» **GIVEN ENTRIES**
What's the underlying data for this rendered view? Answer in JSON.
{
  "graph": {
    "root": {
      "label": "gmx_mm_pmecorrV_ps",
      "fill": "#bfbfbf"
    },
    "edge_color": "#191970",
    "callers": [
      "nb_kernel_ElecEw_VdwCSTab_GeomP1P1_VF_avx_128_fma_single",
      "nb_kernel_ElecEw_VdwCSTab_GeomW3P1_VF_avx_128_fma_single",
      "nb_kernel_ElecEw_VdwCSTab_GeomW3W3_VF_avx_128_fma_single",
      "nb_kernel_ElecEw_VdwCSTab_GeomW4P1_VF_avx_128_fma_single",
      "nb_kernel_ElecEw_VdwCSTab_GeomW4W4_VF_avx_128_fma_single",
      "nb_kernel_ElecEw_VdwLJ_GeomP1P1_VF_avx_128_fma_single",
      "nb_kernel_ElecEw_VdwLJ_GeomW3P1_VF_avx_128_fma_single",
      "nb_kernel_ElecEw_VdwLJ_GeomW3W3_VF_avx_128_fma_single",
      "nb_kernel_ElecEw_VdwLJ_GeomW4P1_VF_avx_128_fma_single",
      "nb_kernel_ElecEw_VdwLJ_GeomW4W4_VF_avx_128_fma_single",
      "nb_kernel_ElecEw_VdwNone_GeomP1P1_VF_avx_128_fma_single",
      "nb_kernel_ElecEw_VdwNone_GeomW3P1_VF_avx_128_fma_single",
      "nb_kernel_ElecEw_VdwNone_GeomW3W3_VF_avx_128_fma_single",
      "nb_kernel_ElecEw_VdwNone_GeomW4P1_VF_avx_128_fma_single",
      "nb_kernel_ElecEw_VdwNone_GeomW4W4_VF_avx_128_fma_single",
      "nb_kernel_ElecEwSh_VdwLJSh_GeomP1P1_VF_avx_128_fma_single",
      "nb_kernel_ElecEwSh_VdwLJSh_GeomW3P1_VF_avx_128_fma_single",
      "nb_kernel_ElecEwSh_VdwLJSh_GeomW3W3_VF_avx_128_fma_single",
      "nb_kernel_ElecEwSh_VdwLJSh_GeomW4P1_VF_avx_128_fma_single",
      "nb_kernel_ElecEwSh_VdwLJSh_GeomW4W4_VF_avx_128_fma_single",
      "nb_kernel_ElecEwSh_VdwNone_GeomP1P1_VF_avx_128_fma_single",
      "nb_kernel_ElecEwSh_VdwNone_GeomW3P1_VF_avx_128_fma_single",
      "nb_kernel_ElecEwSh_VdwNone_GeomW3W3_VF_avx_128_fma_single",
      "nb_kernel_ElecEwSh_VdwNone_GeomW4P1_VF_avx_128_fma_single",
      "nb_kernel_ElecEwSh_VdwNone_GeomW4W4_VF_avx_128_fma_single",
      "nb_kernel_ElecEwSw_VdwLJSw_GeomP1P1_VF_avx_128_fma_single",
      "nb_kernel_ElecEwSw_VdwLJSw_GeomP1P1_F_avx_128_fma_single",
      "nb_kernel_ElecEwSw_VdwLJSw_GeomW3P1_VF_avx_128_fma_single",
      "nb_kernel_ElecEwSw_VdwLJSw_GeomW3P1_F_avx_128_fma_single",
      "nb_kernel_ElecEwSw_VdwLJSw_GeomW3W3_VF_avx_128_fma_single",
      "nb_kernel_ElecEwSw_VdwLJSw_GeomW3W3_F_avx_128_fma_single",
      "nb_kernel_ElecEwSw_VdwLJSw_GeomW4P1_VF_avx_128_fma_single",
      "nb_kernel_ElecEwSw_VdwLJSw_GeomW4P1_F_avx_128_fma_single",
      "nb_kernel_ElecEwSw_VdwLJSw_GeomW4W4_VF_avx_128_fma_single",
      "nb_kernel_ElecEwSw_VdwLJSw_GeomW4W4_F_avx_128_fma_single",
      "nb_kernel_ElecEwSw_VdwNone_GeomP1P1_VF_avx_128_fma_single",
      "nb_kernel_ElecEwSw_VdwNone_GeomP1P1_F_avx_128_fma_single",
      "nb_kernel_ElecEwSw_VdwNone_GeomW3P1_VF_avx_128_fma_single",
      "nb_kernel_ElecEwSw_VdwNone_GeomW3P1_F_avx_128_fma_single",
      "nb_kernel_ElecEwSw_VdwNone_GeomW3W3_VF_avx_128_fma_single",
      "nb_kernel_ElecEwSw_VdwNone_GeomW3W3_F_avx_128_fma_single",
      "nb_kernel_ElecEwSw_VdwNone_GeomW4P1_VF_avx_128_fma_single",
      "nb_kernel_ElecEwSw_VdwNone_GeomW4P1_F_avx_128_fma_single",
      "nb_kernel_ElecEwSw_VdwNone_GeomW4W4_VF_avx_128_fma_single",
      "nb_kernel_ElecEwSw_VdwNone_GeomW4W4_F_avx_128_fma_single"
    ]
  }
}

» **EXERCISE DIRECTIONS**
Reproduce the whole listing word for word.

» **ANSWER TO THIS EXERCISE**
What's the underlying data for this rendered view? Answer in JSON.
{
  "graph": {
    "root": {
      "label": "gmx_mm_pmecorrV_ps",
      "fill": "#bfbfbf"
    },
    "edge_color": "#191970",
    "callers": [
      "nb_kernel_ElecEw_VdwCSTab_GeomP1P1_VF_avx_128_fma_single",
      "nb_kernel_ElecEw_VdwCSTab_GeomW3P1_VF_avx_128_fma_single",
      "nb_kernel_ElecEw_VdwCSTab_GeomW3W3_VF_avx_128_fma_single",
      "nb_kernel_ElecEw_VdwCSTab_GeomW4P1_VF_avx_128_fma_single",
      "nb_kernel_ElecEw_VdwCSTab_GeomW4W4_VF_avx_128_fma_single",
      "nb_kernel_ElecEw_VdwLJ_GeomP1P1_VF_avx_128_fma_single",
      "nb_kernel_ElecEw_VdwLJ_GeomW3P1_VF_avx_128_fma_single",
      "nb_kernel_ElecEw_VdwLJ_GeomW3W3_VF_avx_128_fma_single",
      "nb_kernel_ElecEw_VdwLJ_GeomW4P1_VF_avx_128_fma_single",
      "nb_kernel_ElecEw_VdwLJ_GeomW4W4_VF_avx_128_fma_single",
      "nb_kernel_ElecEw_VdwNone_GeomP1P1_VF_avx_128_fma_single",
      "nb_kernel_ElecEw_VdwNone_GeomW3P1_VF_avx_128_fma_single",
      "nb_kernel_ElecEw_VdwNone_GeomW3W3_VF_avx_128_fma_single",
      "nb_kernel_ElecEw_VdwNone_GeomW4P1_VF_avx_128_fma_single",
      "nb_kernel_ElecEw_VdwNone_GeomW4W4_VF_avx_128_fma_single",
      "nb_kernel_ElecEwSh_VdwLJSh_GeomP1P1_VF_avx_128_fma_single",
      "nb_kernel_ElecEwSh_VdwLJSh_GeomW3P1_VF_avx_128_fma_single",
      "nb_kernel_ElecEwSh_VdwLJSh_GeomW3W3_VF_avx_128_fma_single",
      "nb_kernel_ElecEwSh_VdwLJSh_GeomW4P1_VF_avx_128_fma_single",
      "nb_kernel_ElecEwSh_VdwLJSh_GeomW4W4_VF_avx_128_fma_single",
      "nb_kernel_ElecEwSh_VdwNone_GeomP1P1_VF_avx_128_fma_single",
      "nb_kernel_ElecEwSh_VdwNone_GeomW3P1_VF_avx_128_fma_single",
      "nb_kernel_ElecEwSh_VdwNone_GeomW3W3_VF_avx_128_fma_single",
      "nb_kernel_ElecEwSh_VdwNone_GeomW4P1_VF_avx_128_fma_single",
      "nb_kernel_ElecEwSh_VdwNone_GeomW4W4_VF_avx_128_fma_single",
      "nb_kernel_ElecEwSw_VdwLJSw_GeomP1P1_VF_avx_128_fma_single",
      "nb_kernel_ElecEwSw_VdwLJSw_GeomP1P1_F_avx_128_fma_single",
      "nb_kernel_ElecEwSw_VdwLJSw_GeomW3P1_VF_avx_128_fma_single",
      "nb_kernel_ElecEwSw_VdwLJSw_GeomW3P1_F_avx_128_fma_single",
      "nb_kernel_ElecEwSw_VdwLJSw_GeomW3W3_VF_avx_128_fma_single",
      "nb_kernel_ElecEwSw_VdwLJSw_GeomW3W3_F_avx_128_fma_single",
      "nb_kernel_ElecEwSw_VdwLJSw_GeomW4P1_VF_avx_128_fma_single",
      "nb_kernel_ElecEwSw_VdwLJSw_GeomW4P1_F_avx_128_fma_single",
      "nb_kernel_ElecEwSw_VdwLJSw_GeomW4W4_VF_avx_128_fma_single",
      "nb_kernel_ElecEwSw_VdwLJSw_GeomW4W4_F_avx_128_fma_single",
      "nb_kernel_ElecEwSw_VdwNone_GeomP1P1_VF_avx_128_fma_single",
      "nb_kernel_ElecEwSw_VdwNone_GeomP1P1_F_avx_128_fma_single",
      "nb_kernel_ElecEwSw_VdwNone_GeomW3P1_VF_avx_128_fma_single",
      "nb_kernel_ElecEwSw_VdwNone_GeomW3P1_F_avx_128_fma_single",
      "nb_kernel_ElecEwSw_VdwNone_GeomW3W3_VF_avx_128_fma_single",
      "nb_kernel_ElecEwSw_VdwNone_GeomW3W3_F_avx_128_fma_single",
      "nb_kernel_ElecEwSw_VdwNone_GeomW4P1_VF_avx_128_fma_single",
      "nb_kernel_ElecEwSw_VdwNone_GeomW4P1_F_avx_128_fma_single",
      "nb_kernel_ElecEwSw_VdwNone_GeomW4W4_VF_avx_128_fma_single",
      "nb_kernel_ElecEwSw_VdwNone_GeomW4W4_F_avx_128_fma_single"
    ]
  }
}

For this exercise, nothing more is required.